* begin Selected excerpt *
How does this compare to the security level of corporate networks?
Weiss: PG&E's or any utility's human resources network or their customer information networks are more cybersecure than any power plant, including nuclear, any substation, or any control center in the U.S.
How can that be?
Weiss: Because the utilities got together and came up with a set of criteria, called the NERC (North American Electric Reliability Corp.) critical infrastructure protection (CIP) standards. In those standards they input a number of exclusions and allowed them to self-define what would be "critical." NERC has put out emergency warnings on some of the areas that have been excluded, like telecommunications, but NERC CIPs specifically exclude them. Can you imagine doing a cyber assessment of your IT systems and being told "do not address telecom?" Because of the Energy Policy Act of 2005, electric distribution which is the heart of the smart grid is specifically excluded even though the electrons move from distribution to transmission and back. It simply doesn't make any sense.
Aren't the industries regulated?
Weiss: Right now the only industries that actually have (regulatory) requirements are electric and nuclear power. Water has no requirements yet. None. You have industry organizations putting out guidelines or best practices but when you talk about any type of regulation the first is electric. That is why there is so much focus on the NERC CIPs.
Should there be more regulation?
Weiss: I've been arguing for the utilities to simply do a prudent engineering job of assuring that their facilities are secure. To date, the utility industry, with few exceptions, is simply not willing to do that.
Is this because they are choosing productivity and efficiency over security?
Weiss: It's because the utility engineering side or operations organization is the one responsible for the generation, transmission, and distribution and control of an electric system. They are not responsible for cybersecurity. The organization responsible for cybersecurity is IT. Only IT does not own the operational equipment. The operational organization generally has no budget for security and generally has not been trained to address cybersecurity. So what happens is that the operational organization isn't going to address security, but management is also looking at the NERC CIPs to dictate what needs to be done to be compliant. What most utilities are trying to do is minimize the number of assets deemed critical. If the asset is not identified as critical, the utility does not have to do anything further.
* end Selected excerpt *
• Tasks
A: Rewrite the stretch of the utility cybersecurity interview from "How does this" through "in the U.S.", putting "enterprise networks" in place of "corporate networks".
B: Extend the interview on utility cybersecurity beyond its last sentence.
* begin Source material *
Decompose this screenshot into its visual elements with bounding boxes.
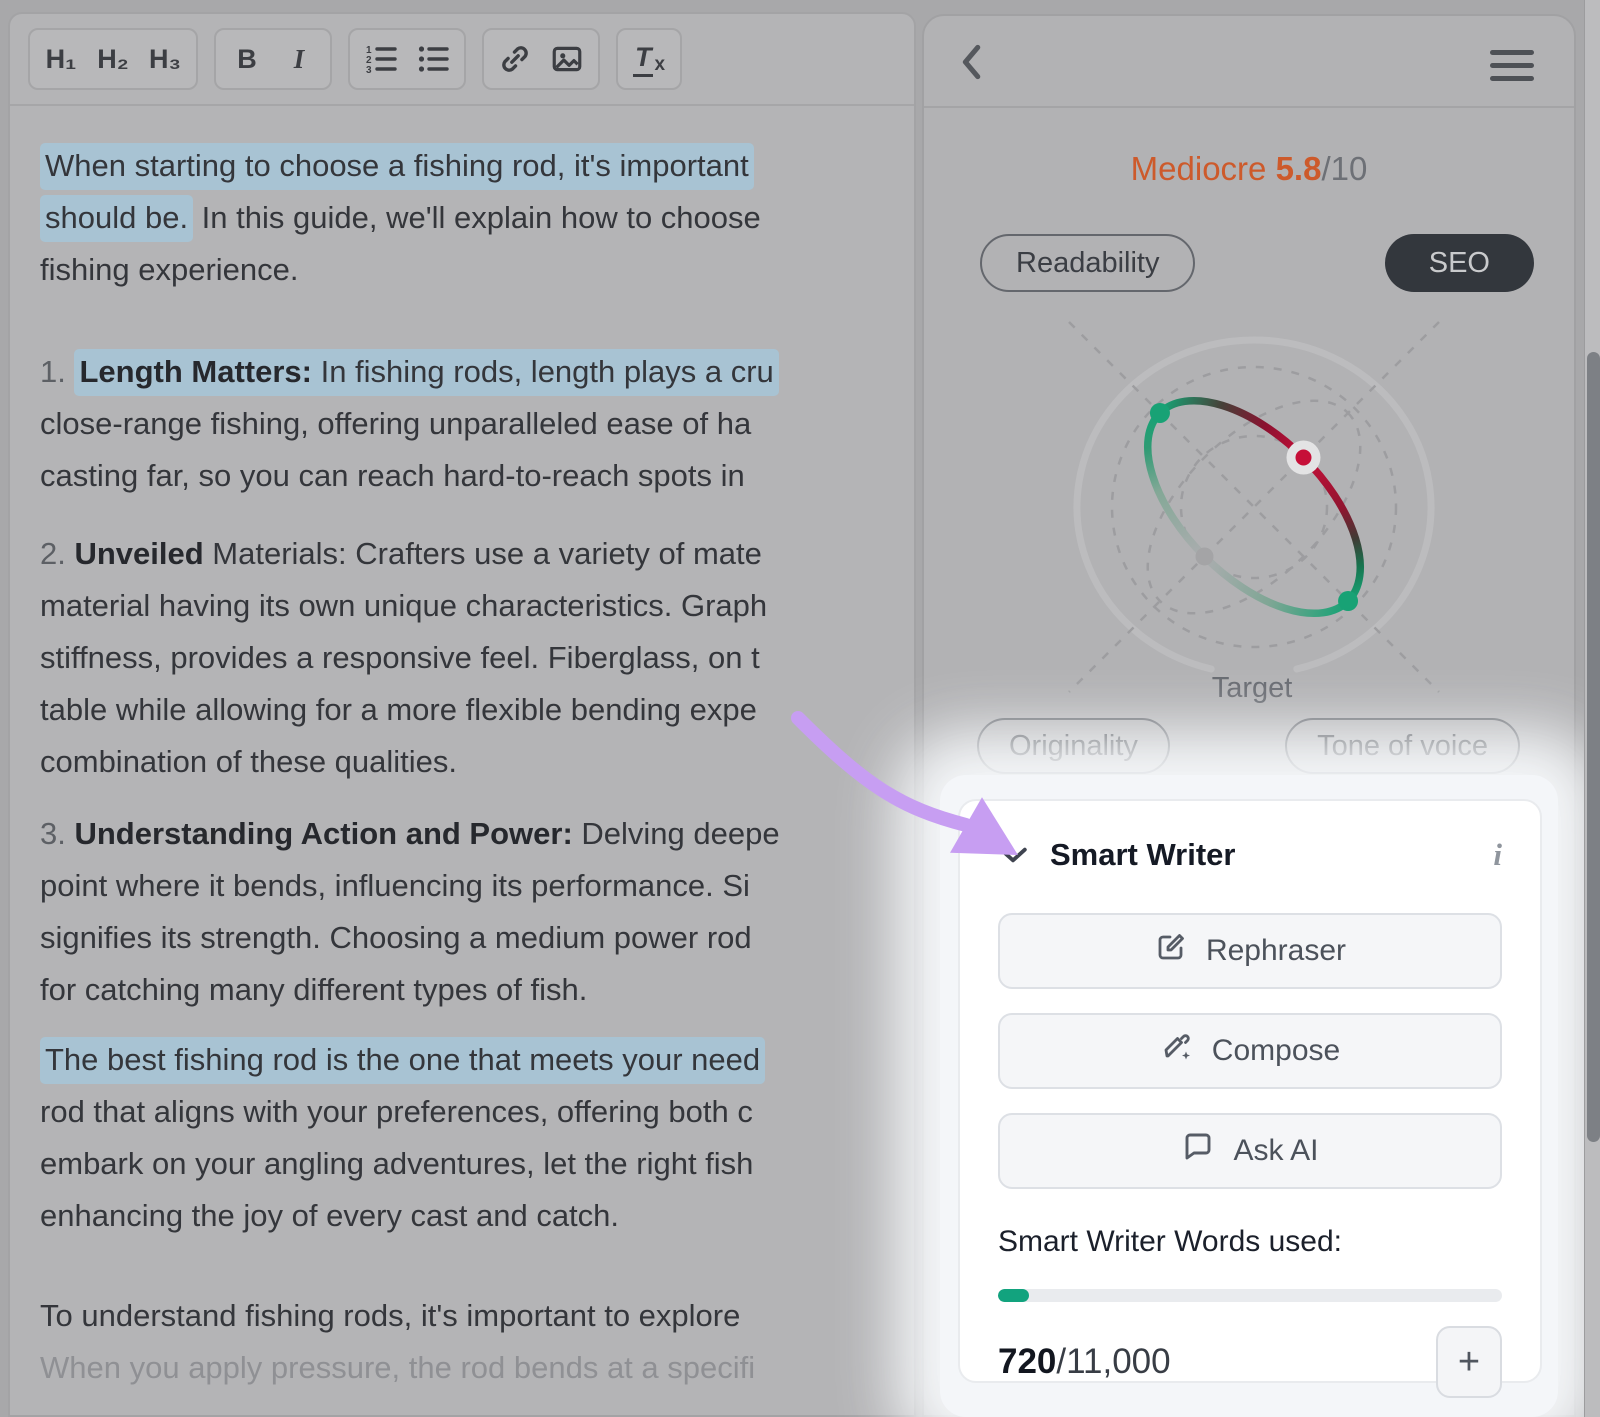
* end Source material *
• Answers to the tasks
A:
How does this compare to the security level of enterprise networks?
Weiss: PG&E's or any utility's human resources network or their customer information networks are more cybersecure than any power plant, including nuclear, any substation, or any control center in the U.S.

B:
As of April 2009, the vice president and chief security officer of NERC put out a letter to the industry that said almost 70 percent of power plants in U.S. were not considered critical. Almost 30 percent of transmission assets were not considered critical. And it turns out 100 percent of the distribution assets, which is the heart of the smart grid, are not considered critical because distribution is explicitly excluded from the NERC CIPs. No public utility commission, including in California, has cybersecurity standards for distribution.
Do you think that the focus on cybersecurity detracts from the debate?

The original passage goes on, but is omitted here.